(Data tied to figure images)
>> BEGIN

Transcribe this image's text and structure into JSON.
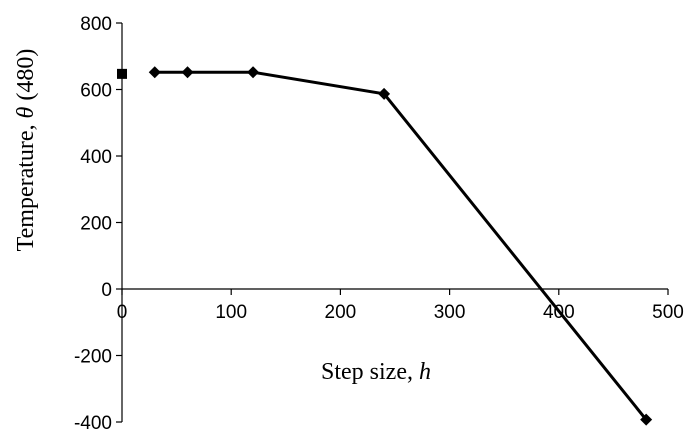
{
  "chart_data": {
    "type": "line",
    "title": "",
    "xlabel": {
      "text": "Step size, ",
      "var": "h"
    },
    "ylabel": {
      "text": "Temperature, ",
      "var": "θ",
      "suffix": " (480)"
    },
    "xlim": [
      0,
      500
    ],
    "ylim": [
      -400,
      800
    ],
    "xticks": [
      "0",
      "100",
      "200",
      "300",
      "400",
      "500"
    ],
    "yticks": [
      "800",
      "600",
      "400",
      "200",
      "0",
      "-200",
      "-400"
    ],
    "grid": false,
    "legend": "none",
    "series": [
      {
        "marker": "diamond",
        "line": true,
        "color": "#000000",
        "points": [
          {
            "x": 30,
            "y": 652
          },
          {
            "x": 60,
            "y": 652
          },
          {
            "x": 120,
            "y": 652
          },
          {
            "x": 240,
            "y": 587
          },
          {
            "x": 480,
            "y": -393
          }
        ]
      },
      {
        "marker": "square",
        "line": false,
        "color": "#000000",
        "points": [
          {
            "x": 0,
            "y": 647
          }
        ]
      }
    ]
  }
}
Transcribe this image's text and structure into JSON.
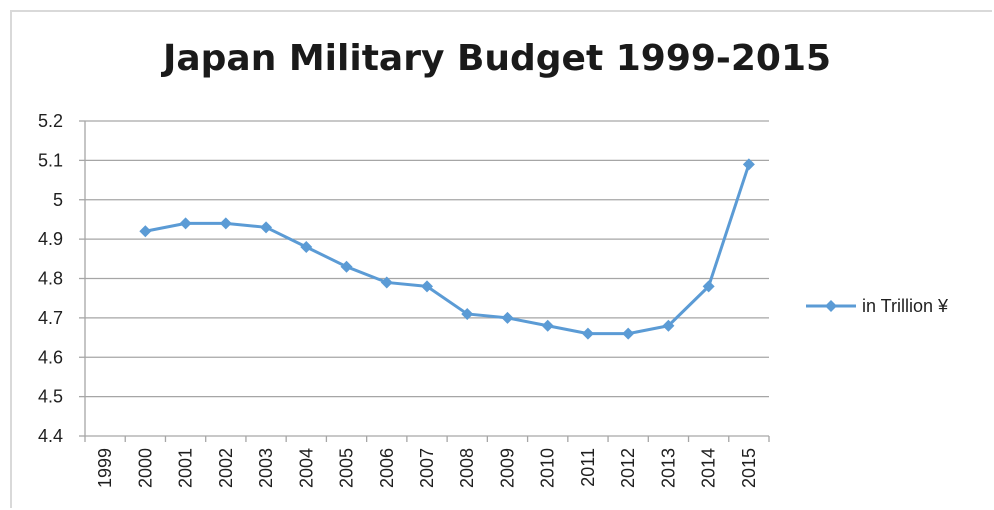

>> END

List every line above that contains the word "text".

**Reply to the task**
Transcribe this image's text and structure into JSON.
      "text": "Step size, ",
      "text": "Temperature, ",
Transcribe this image's text and structure into JSON.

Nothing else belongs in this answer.